▸ What is needed
Write the entries out again exactly as they stand, but without the pictures.

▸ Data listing
——
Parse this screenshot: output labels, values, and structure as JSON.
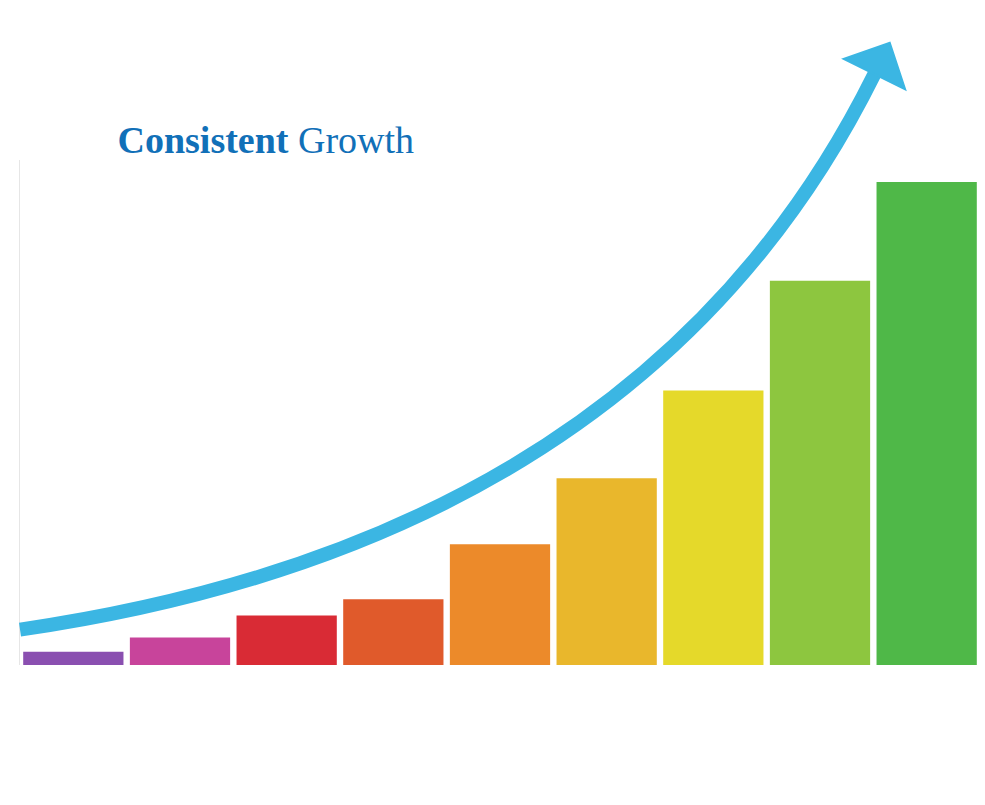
{
  "chart_data": {
    "type": "bar",
    "title": "Consistent Growth",
    "categories": [
      null,
      null,
      null,
      null,
      null,
      null,
      null,
      null,
      null
    ],
    "values": [
      12,
      25,
      45,
      60,
      110,
      170,
      250,
      350,
      440
    ],
    "colors": [
      "#8a4fb0",
      "#c8449b",
      "#d92b35",
      "#e05a2b",
      "#ec8a2a",
      "#e9b72c",
      "#e5d92a",
      "#8dc63f",
      "#4fb848"
    ],
    "ylim": [
      0,
      460
    ],
    "grid": false,
    "tick_labels": false
  }
}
——
▸ Result for this exercise
Parse this screenshot: output labels, values, and structure as JSON.
{
  "chart_data": {
    "type": "bar",
    "title": "Consistent Growth",
    "categories": [
      null,
      null,
      null,
      null,
      null,
      null,
      null,
      null,
      null
    ],
    "values": [
      12,
      25,
      45,
      60,
      110,
      170,
      250,
      350,
      440
    ],
    "colors": [
      "#8a4fb0",
      "#c8449b",
      "#d92b35",
      "#e05a2b",
      "#ec8a2a",
      "#e9b72c",
      "#e5d92a",
      "#8dc63f",
      "#4fb848"
    ],
    "ylim": [
      0,
      460
    ],
    "grid": false,
    "tick_labels": false
  }
}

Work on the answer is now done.